> **Exercise aim**: Transcribe the records in full, keeping every character as it is.
:: Rows
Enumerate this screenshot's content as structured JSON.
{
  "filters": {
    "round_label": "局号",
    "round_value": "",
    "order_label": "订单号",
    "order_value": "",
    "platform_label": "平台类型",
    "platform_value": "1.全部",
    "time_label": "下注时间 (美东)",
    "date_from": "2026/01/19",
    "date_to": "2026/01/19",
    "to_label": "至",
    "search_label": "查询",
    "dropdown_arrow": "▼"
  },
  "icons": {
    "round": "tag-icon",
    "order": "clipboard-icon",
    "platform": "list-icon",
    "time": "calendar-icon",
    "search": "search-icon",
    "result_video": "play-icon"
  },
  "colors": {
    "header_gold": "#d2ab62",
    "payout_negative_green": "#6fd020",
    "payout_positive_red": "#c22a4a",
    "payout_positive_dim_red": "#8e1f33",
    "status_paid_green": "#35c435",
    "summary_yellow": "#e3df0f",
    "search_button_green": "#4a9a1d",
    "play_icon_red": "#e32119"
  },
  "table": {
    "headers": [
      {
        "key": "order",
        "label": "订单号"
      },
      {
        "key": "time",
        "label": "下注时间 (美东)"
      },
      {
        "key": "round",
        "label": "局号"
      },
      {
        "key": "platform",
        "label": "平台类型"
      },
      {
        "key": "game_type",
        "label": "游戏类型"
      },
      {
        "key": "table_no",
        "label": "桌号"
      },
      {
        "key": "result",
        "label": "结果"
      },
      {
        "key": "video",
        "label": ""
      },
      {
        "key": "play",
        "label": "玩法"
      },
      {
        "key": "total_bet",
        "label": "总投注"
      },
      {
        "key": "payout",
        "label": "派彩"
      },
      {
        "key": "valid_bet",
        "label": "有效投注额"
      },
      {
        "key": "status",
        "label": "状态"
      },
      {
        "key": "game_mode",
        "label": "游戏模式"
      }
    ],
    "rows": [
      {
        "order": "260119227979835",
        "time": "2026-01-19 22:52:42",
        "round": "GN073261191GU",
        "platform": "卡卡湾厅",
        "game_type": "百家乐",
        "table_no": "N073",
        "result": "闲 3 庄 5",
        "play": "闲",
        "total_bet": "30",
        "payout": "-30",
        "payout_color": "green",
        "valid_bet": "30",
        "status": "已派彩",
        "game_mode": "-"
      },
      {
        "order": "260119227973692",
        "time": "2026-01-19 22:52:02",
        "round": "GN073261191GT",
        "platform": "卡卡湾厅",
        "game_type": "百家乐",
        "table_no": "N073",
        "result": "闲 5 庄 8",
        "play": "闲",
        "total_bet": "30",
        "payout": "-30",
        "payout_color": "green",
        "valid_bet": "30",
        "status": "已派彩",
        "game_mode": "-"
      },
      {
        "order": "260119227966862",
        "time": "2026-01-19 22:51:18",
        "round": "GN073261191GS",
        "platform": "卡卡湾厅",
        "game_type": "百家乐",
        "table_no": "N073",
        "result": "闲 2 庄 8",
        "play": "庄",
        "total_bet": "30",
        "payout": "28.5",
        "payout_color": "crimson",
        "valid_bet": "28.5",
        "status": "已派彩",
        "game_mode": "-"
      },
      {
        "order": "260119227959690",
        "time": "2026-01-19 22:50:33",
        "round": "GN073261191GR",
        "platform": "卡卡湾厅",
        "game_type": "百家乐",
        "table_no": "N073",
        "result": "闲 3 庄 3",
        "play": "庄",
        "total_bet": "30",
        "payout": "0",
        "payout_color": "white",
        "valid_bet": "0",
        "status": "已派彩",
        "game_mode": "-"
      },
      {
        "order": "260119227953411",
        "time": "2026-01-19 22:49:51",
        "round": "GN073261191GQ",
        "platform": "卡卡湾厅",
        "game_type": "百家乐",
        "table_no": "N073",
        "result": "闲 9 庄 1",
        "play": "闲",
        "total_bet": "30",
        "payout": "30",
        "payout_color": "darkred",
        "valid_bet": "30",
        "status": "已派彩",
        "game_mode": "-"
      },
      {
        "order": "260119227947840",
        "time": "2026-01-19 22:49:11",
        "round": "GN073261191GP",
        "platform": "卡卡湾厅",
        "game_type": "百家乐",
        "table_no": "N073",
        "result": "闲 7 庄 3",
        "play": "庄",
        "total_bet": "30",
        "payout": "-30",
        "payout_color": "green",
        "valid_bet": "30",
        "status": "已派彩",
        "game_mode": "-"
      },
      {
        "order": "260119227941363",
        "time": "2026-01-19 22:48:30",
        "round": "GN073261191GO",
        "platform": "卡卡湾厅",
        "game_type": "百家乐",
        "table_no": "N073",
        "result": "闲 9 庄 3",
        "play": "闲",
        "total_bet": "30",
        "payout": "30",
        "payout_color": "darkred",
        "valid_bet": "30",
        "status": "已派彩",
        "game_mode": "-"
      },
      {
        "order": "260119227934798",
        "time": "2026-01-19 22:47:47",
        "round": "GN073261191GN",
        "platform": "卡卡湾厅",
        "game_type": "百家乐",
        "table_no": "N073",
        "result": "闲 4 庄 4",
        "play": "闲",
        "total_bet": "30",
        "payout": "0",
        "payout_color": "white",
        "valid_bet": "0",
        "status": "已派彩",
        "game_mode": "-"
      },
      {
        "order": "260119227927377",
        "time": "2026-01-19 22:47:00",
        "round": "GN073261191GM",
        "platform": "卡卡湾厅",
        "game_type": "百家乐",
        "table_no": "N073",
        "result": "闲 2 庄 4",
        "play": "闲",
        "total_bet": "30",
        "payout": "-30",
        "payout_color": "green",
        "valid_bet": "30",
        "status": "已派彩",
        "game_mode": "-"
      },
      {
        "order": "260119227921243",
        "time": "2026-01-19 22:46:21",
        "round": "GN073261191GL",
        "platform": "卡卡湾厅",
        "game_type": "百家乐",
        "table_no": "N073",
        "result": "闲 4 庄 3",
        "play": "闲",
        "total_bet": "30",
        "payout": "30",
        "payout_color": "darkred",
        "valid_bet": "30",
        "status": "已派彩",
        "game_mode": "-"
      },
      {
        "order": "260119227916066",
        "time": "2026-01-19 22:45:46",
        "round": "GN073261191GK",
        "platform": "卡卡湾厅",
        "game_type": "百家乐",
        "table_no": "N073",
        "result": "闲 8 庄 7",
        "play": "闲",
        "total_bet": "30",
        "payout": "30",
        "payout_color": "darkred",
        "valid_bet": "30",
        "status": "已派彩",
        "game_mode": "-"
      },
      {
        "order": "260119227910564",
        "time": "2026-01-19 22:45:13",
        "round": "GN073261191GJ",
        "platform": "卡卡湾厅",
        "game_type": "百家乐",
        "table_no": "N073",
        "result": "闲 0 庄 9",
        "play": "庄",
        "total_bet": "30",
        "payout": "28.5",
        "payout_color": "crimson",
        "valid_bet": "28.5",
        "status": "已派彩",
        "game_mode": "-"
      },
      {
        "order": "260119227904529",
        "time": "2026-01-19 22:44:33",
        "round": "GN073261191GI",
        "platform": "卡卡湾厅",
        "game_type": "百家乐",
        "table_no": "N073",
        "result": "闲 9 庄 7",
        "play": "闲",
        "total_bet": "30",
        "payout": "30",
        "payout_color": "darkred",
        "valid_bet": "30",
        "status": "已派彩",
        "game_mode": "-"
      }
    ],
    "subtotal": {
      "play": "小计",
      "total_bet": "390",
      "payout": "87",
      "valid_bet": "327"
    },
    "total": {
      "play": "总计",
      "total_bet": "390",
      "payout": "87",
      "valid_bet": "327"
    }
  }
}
::::
> **Answer**:
Enumerate this screenshot's content as structured JSON.
{
  "filters": {
    "round_label": "局号",
    "round_value": "",
    "order_label": "订单号",
    "order_value": "",
    "platform_label": "平台类型",
    "platform_value": "1.全部",
    "time_label": "下注时间 (美东)",
    "date_from": "2026/01/19",
    "date_to": "2026/01/19",
    "to_label": "至",
    "search_label": "查询",
    "dropdown_arrow": "▼"
  },
  "icons": {
    "round": "tag-icon",
    "order": "clipboard-icon",
    "platform": "list-icon",
    "time": "calendar-icon",
    "search": "search-icon",
    "result_video": "play-icon"
  },
  "colors": {
    "header_gold": "#d2ab62",
    "payout_negative_green": "#6fd020",
    "payout_positive_red": "#c22a4a",
    "payout_positive_dim_red": "#8e1f33",
    "status_paid_green": "#35c435",
    "summary_yellow": "#e3df0f",
    "search_button_green": "#4a9a1d",
    "play_icon_red": "#e32119"
  },
  "table": {
    "headers": [
      {
        "key": "order",
        "label": "订单号"
      },
      {
        "key": "time",
        "label": "下注时间 (美东)"
      },
      {
        "key": "round",
        "label": "局号"
      },
      {
        "key": "platform",
        "label": "平台类型"
      },
      {
        "key": "game_type",
        "label": "游戏类型"
      },
      {
        "key": "table_no",
        "label": "桌号"
      },
      {
        "key": "result",
        "label": "结果"
      },
      {
        "key": "video",
        "label": ""
      },
      {
        "key": "play",
        "label": "玩法"
      },
      {
        "key": "total_bet",
        "label": "总投注"
      },
      {
        "key": "payout",
        "label": "派彩"
      },
      {
        "key": "valid_bet",
        "label": "有效投注额"
      },
      {
        "key": "status",
        "label": "状态"
      },
      {
        "key": "game_mode",
        "label": "游戏模式"
      }
    ],
    "rows": [
      {
        "order": "260119227979835",
        "time": "2026-01-19 22:52:42",
        "round": "GN073261191GU",
        "platform": "卡卡湾厅",
        "game_type": "百家乐",
        "table_no": "N073",
        "result": "闲 3 庄 5",
        "play": "闲",
        "total_bet": "30",
        "payout": "-30",
        "payout_color": "green",
        "valid_bet": "30",
        "status": "已派彩",
        "game_mode": "-"
      },
      {
        "order": "260119227973692",
        "time": "2026-01-19 22:52:02",
        "round": "GN073261191GT",
        "platform": "卡卡湾厅",
        "game_type": "百家乐",
        "table_no": "N073",
        "result": "闲 5 庄 8",
        "play": "闲",
        "total_bet": "30",
        "payout": "-30",
        "payout_color": "green",
        "valid_bet": "30",
        "status": "已派彩",
        "game_mode": "-"
      },
      {
        "order": "260119227966862",
        "time": "2026-01-19 22:51:18",
        "round": "GN073261191GS",
        "platform": "卡卡湾厅",
        "game_type": "百家乐",
        "table_no": "N073",
        "result": "闲 2 庄 8",
        "play": "庄",
        "total_bet": "30",
        "payout": "28.5",
        "payout_color": "crimson",
        "valid_bet": "28.5",
        "status": "已派彩",
        "game_mode": "-"
      },
      {
        "order": "260119227959690",
        "time": "2026-01-19 22:50:33",
        "round": "GN073261191GR",
        "platform": "卡卡湾厅",
        "game_type": "百家乐",
        "table_no": "N073",
        "result": "闲 3 庄 3",
        "play": "庄",
        "total_bet": "30",
        "payout": "0",
        "payout_color": "white",
        "valid_bet": "0",
        "status": "已派彩",
        "game_mode": "-"
      },
      {
        "order": "260119227953411",
        "time": "2026-01-19 22:49:51",
        "round": "GN073261191GQ",
        "platform": "卡卡湾厅",
        "game_type": "百家乐",
        "table_no": "N073",
        "result": "闲 9 庄 1",
        "play": "闲",
        "total_bet": "30",
        "payout": "30",
        "payout_color": "darkred",
        "valid_bet": "30",
        "status": "已派彩",
        "game_mode": "-"
      },
      {
        "order": "260119227947840",
        "time": "2026-01-19 22:49:11",
        "round": "GN073261191GP",
        "platform": "卡卡湾厅",
        "game_type": "百家乐",
        "table_no": "N073",
        "result": "闲 7 庄 3",
        "play": "庄",
        "total_bet": "30",
        "payout": "-30",
        "payout_color": "green",
        "valid_bet": "30",
        "status": "已派彩",
        "game_mode": "-"
      },
      {
        "order": "260119227941363",
        "time": "2026-01-19 22:48:30",
        "round": "GN073261191GO",
        "platform": "卡卡湾厅",
        "game_type": "百家乐",
        "table_no": "N073",
        "result": "闲 9 庄 3",
        "play": "闲",
        "total_bet": "30",
        "payout": "30",
        "payout_color": "darkred",
        "valid_bet": "30",
        "status": "已派彩",
        "game_mode": "-"
      },
      {
        "order": "260119227934798",
        "time": "2026-01-19 22:47:47",
        "round": "GN073261191GN",
        "platform": "卡卡湾厅",
        "game_type": "百家乐",
        "table_no": "N073",
        "result": "闲 4 庄 4",
        "play": "闲",
        "total_bet": "30",
        "payout": "0",
        "payout_color": "white",
        "valid_bet": "0",
        "status": "已派彩",
        "game_mode": "-"
      },
      {
        "order": "260119227927377",
        "time": "2026-01-19 22:47:00",
        "round": "GN073261191GM",
        "platform": "卡卡湾厅",
        "game_type": "百家乐",
        "table_no": "N073",
        "result": "闲 2 庄 4",
        "play": "闲",
        "total_bet": "30",
        "payout": "-30",
        "payout_color": "green",
        "valid_bet": "30",
        "status": "已派彩",
        "game_mode": "-"
      },
      {
        "order": "260119227921243",
        "time": "2026-01-19 22:46:21",
        "round": "GN073261191GL",
        "platform": "卡卡湾厅",
        "game_type": "百家乐",
        "table_no": "N073",
        "result": "闲 4 庄 3",
        "play": "闲",
        "total_bet": "30",
        "payout": "30",
        "payout_color": "darkred",
        "valid_bet": "30",
        "status": "已派彩",
        "game_mode": "-"
      },
      {
        "order": "260119227916066",
        "time": "2026-01-19 22:45:46",
        "round": "GN073261191GK",
        "platform": "卡卡湾厅",
        "game_type": "百家乐",
        "table_no": "N073",
        "result": "闲 8 庄 7",
        "play": "闲",
        "total_bet": "30",
        "payout": "30",
        "payout_color": "darkred",
        "valid_bet": "30",
        "status": "已派彩",
        "game_mode": "-"
      },
      {
        "order": "260119227910564",
        "time": "2026-01-19 22:45:13",
        "round": "GN073261191GJ",
        "platform": "卡卡湾厅",
        "game_type": "百家乐",
        "table_no": "N073",
        "result": "闲 0 庄 9",
        "play": "庄",
        "total_bet": "30",
        "payout": "28.5",
        "payout_color": "crimson",
        "valid_bet": "28.5",
        "status": "已派彩",
        "game_mode": "-"
      },
      {
        "order": "260119227904529",
        "time": "2026-01-19 22:44:33",
        "round": "GN073261191GI",
        "platform": "卡卡湾厅",
        "game_type": "百家乐",
        "table_no": "N073",
        "result": "闲 9 庄 7",
        "play": "闲",
        "total_bet": "30",
        "payout": "30",
        "payout_color": "darkred",
        "valid_bet": "30",
        "status": "已派彩",
        "game_mode": "-"
      }
    ],
    "subtotal": {
      "play": "小计",
      "total_bet": "390",
      "payout": "87",
      "valid_bet": "327"
    },
    "total": {
      "play": "总计",
      "total_bet": "390",
      "payout": "87",
      "valid_bet": "327"
    }
  }
}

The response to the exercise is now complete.